**REQUIRED TASK**
Bring together all lines of the material below that contain the string "gentlemen".

**ITEMS**
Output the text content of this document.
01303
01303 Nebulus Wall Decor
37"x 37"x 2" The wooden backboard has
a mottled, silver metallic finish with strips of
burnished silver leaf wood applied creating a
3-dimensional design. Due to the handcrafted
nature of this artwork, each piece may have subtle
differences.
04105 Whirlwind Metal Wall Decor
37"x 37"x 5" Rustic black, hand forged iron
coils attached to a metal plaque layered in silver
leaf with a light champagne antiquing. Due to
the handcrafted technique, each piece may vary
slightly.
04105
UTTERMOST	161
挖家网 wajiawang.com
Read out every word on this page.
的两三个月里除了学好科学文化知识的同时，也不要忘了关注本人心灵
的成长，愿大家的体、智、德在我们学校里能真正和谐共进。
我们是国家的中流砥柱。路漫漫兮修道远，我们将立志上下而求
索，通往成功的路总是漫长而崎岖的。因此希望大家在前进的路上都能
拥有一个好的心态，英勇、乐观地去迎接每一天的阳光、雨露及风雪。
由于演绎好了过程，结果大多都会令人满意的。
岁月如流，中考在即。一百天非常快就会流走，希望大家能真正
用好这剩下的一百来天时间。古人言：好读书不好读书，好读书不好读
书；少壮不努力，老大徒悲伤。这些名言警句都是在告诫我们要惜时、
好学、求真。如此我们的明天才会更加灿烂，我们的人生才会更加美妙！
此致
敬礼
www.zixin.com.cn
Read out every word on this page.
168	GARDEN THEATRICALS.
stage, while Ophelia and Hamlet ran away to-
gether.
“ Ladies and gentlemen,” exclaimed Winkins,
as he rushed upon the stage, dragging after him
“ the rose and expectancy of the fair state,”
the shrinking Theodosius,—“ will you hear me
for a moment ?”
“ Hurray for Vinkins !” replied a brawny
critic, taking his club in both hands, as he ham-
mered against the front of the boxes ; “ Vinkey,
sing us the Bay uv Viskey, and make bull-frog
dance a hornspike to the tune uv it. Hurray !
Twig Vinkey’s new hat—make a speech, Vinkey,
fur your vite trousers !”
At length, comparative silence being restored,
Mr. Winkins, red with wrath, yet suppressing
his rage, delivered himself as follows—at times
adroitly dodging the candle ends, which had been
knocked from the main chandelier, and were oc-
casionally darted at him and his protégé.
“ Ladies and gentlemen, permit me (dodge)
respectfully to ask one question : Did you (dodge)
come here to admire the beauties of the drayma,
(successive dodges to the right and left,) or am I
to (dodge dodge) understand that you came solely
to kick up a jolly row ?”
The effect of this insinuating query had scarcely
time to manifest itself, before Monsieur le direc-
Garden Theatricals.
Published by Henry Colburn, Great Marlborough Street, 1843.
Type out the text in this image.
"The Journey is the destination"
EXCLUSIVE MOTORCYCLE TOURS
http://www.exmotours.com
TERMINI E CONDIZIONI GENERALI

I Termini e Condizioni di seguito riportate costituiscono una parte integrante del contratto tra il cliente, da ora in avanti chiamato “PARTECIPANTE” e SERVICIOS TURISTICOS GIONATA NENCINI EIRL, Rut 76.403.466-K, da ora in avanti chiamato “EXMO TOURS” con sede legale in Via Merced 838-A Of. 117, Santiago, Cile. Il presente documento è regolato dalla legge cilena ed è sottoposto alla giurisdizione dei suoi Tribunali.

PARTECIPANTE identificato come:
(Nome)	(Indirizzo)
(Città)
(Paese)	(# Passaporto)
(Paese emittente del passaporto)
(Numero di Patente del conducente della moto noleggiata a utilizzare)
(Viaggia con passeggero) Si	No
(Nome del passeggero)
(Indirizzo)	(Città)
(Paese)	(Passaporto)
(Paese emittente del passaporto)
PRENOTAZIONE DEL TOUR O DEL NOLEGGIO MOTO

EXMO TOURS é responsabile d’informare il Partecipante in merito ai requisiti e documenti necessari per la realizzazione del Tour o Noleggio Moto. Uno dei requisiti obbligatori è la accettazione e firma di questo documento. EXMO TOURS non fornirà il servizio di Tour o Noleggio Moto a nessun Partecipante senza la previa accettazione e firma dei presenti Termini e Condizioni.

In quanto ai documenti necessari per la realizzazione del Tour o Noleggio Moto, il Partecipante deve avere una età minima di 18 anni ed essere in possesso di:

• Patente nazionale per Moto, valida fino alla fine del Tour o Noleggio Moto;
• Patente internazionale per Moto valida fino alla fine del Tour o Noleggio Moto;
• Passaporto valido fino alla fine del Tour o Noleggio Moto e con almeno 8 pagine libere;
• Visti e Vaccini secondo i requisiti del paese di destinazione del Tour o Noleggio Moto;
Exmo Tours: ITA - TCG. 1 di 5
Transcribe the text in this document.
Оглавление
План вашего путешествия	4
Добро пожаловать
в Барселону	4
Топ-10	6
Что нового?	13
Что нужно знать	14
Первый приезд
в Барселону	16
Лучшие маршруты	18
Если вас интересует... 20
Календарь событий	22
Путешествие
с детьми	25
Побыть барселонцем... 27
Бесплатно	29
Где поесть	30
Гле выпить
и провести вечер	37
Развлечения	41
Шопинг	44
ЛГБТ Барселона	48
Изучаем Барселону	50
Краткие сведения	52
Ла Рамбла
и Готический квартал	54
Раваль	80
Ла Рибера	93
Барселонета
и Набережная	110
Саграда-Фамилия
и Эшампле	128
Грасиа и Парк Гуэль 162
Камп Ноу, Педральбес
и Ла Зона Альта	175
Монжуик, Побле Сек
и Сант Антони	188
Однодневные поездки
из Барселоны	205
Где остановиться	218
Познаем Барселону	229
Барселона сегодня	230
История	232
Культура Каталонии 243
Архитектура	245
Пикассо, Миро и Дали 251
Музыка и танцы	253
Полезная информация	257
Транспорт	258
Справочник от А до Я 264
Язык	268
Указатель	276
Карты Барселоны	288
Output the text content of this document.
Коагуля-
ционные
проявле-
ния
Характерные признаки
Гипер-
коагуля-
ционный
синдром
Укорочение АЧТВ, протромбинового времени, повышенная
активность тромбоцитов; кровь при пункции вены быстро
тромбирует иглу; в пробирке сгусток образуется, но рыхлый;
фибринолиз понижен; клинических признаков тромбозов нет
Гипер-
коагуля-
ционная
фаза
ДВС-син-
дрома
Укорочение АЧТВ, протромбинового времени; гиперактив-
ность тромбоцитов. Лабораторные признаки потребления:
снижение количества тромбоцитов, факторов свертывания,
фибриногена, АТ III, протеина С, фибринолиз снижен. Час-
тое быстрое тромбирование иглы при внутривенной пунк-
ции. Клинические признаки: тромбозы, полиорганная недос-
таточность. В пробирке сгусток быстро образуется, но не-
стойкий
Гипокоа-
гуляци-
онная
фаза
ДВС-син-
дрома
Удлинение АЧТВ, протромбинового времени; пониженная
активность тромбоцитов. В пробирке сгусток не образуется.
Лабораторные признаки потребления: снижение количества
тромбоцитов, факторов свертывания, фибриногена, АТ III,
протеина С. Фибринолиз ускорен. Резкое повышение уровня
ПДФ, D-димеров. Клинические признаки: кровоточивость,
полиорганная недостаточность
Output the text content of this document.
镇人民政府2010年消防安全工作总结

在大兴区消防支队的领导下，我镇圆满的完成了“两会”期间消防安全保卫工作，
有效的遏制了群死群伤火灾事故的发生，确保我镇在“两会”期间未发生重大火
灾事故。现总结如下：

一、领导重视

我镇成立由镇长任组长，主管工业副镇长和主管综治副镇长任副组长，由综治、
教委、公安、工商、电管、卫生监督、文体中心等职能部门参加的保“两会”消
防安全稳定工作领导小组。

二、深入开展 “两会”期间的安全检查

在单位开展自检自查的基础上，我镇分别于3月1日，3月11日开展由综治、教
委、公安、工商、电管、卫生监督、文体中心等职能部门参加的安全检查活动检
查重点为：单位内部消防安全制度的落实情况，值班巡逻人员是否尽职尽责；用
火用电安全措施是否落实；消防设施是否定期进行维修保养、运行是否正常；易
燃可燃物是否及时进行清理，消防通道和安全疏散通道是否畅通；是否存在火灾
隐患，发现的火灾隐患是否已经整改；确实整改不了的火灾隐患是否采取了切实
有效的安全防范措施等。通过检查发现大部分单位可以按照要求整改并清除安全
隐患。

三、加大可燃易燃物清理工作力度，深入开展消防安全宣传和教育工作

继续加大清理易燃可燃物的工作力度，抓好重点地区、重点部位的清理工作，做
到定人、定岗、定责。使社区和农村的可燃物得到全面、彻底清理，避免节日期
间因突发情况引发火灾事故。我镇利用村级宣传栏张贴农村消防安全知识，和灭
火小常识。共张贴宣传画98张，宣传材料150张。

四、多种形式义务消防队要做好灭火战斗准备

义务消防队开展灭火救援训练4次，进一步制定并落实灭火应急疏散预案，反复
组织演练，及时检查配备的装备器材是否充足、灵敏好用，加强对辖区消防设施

**WORKED ANSWER**
“ Ladies and gentlemen,” exclaimed Winkins,
“ Ladies and gentlemen, permit me (dodge)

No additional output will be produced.